## INSTRUCTIONS TO FOLLOW
Give the material once more, word for word, without any images.

───── RECORDS SUPPLIED

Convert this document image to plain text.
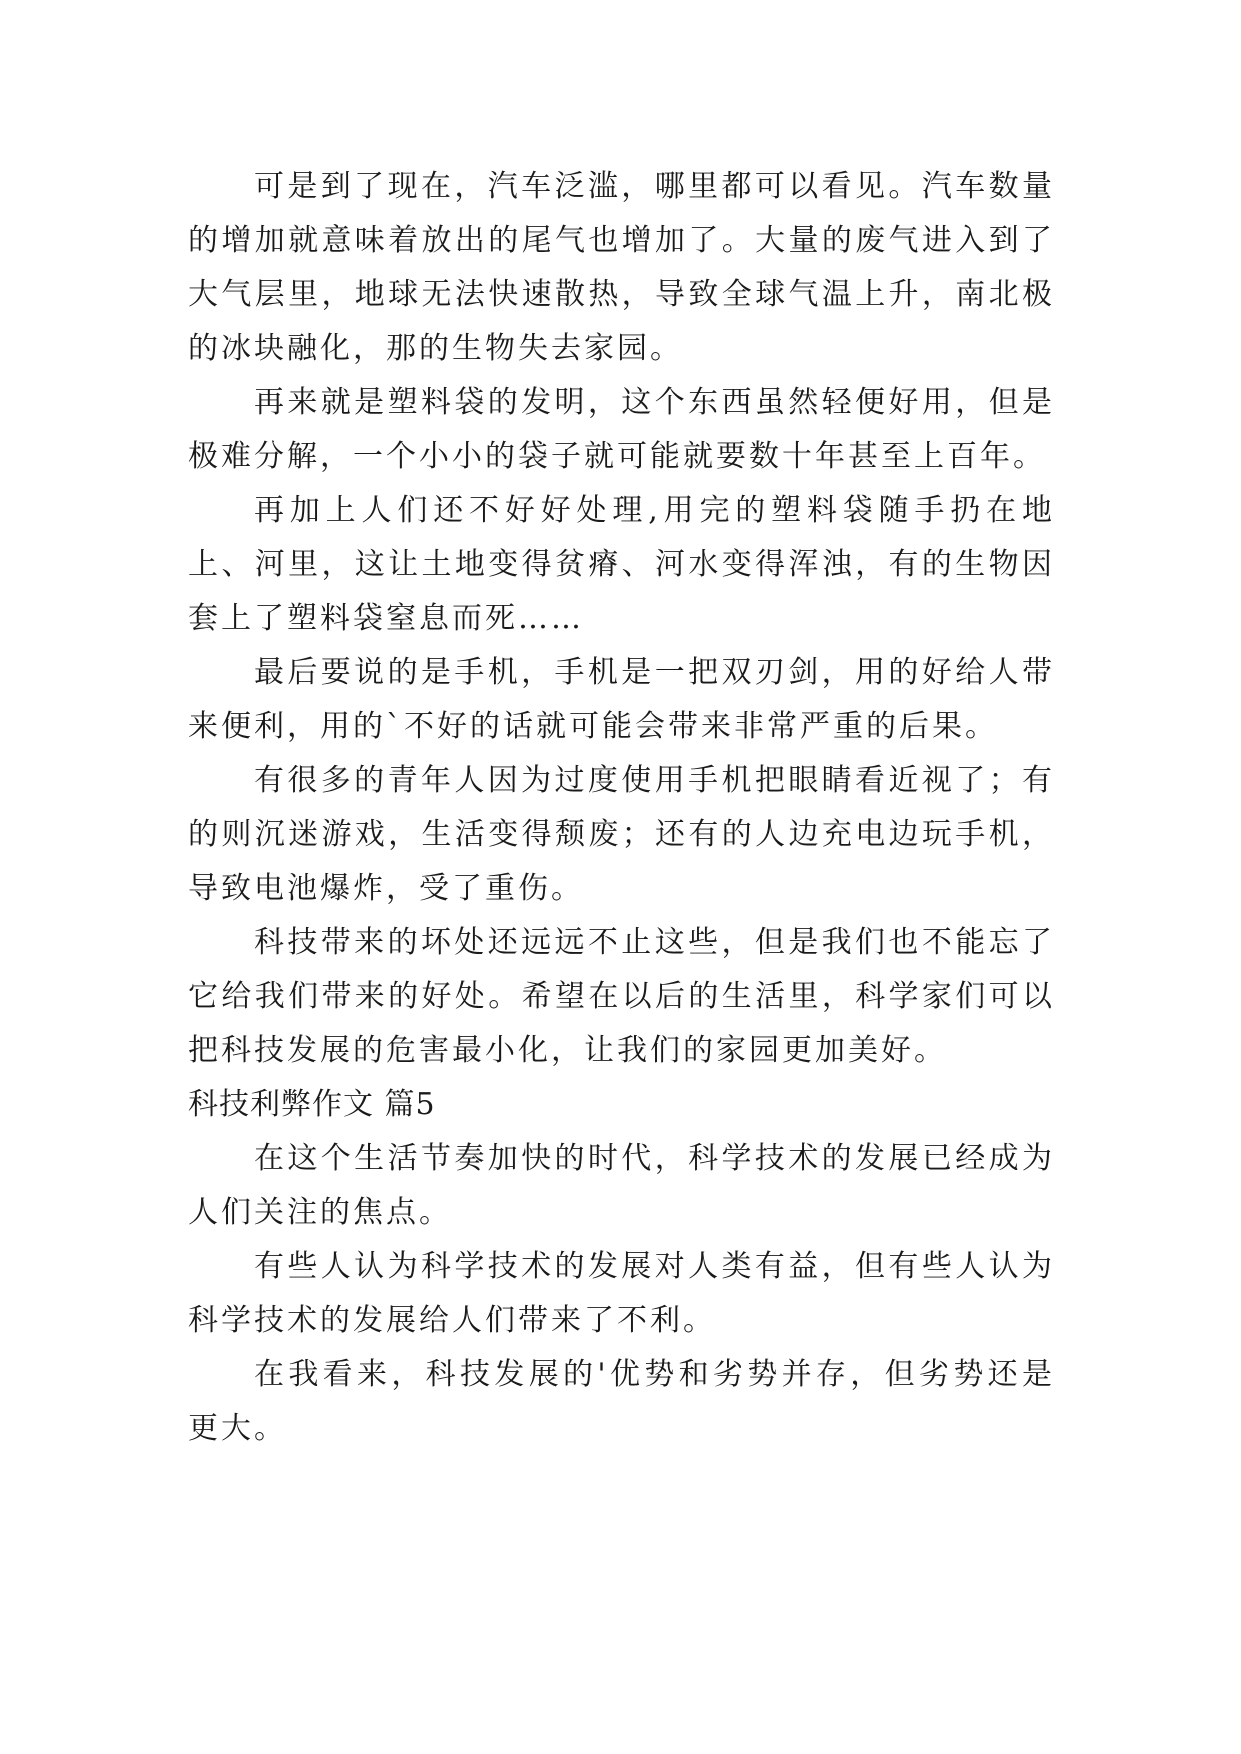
可是到了现在，汽车泛滥，哪里都可以看见。汽车数量的增加就意味着放出的尾气也增加了。大量的废气进入到了大气层里，地球无法快速散热，导致全球气温上升，南北极的冰块融化，那的生物失去家园。

再来就是塑料袋的发明，这个东西虽然轻便好用，但是极难分解，一个小小的袋子就可能就要数十年甚至上百年。

再加上人们还不好好处理,用完的塑料袋随手扔在地上、河里，这让土地变得贫瘠、河水变得浑浊，有的生物因套上了塑料袋窒息而死……

最后要说的是手机，手机是一把双刃剑，用的好给人带来便利，用的`不好的话就可能会带来非常严重的后果。

有很多的青年人因为过度使用手机把眼睛看近视了；有的则沉迷游戏，生活变得颓废；还有的人边充电边玩手机，导致电池爆炸，受了重伤。

科技带来的坏处还远远不止这些，但是我们也不能忘了它给我们带来的好处。希望在以后的生活里，科学家们可以把科技发展的危害最小化，让我们的家园更加美好。

科技利弊作文 篇5

在这个生活节奏加快的时代，科学技术的发展已经成为人们关注的焦点。

有些人认为科学技术的发展对人类有益，但有些人认为科学技术的发展给人们带来了不利。

在我看来，科技发展的'优势和劣势并存，但劣势还是更大。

──────────

## EXERCISE OUTPUT
Convert this document image to plain text.
可是到了现在，汽车泛滥，哪里都可以看见。汽车数量的增加就意味着放出的尾气也增加了。大量的废气进入到了大气层里，地球无法快速散热，导致全球气温上升，南北极的冰块融化，那的生物失去家园。

再来就是塑料袋的发明，这个东西虽然轻便好用，但是极难分解，一个小小的袋子就可能就要数十年甚至上百年。

再加上人们还不好好处理,用完的塑料袋随手扔在地上、河里，这让土地变得贫瘠、河水变得浑浊，有的生物因套上了塑料袋窒息而死……

最后要说的是手机，手机是一把双刃剑，用的好给人带来便利，用的`不好的话就可能会带来非常严重的后果。

有很多的青年人因为过度使用手机把眼睛看近视了；有的则沉迷游戏，生活变得颓废；还有的人边充电边玩手机，导致电池爆炸，受了重伤。

科技带来的坏处还远远不止这些，但是我们也不能忘了它给我们带来的好处。希望在以后的生活里，科学家们可以把科技发展的危害最小化，让我们的家园更加美好。

科技利弊作文 篇5

在这个生活节奏加快的时代，科学技术的发展已经成为人们关注的焦点。

有些人认为科学技术的发展对人类有益，但有些人认为科学技术的发展给人们带来了不利。

在我看来，科技发展的'优势和劣势并存，但劣势还是更大。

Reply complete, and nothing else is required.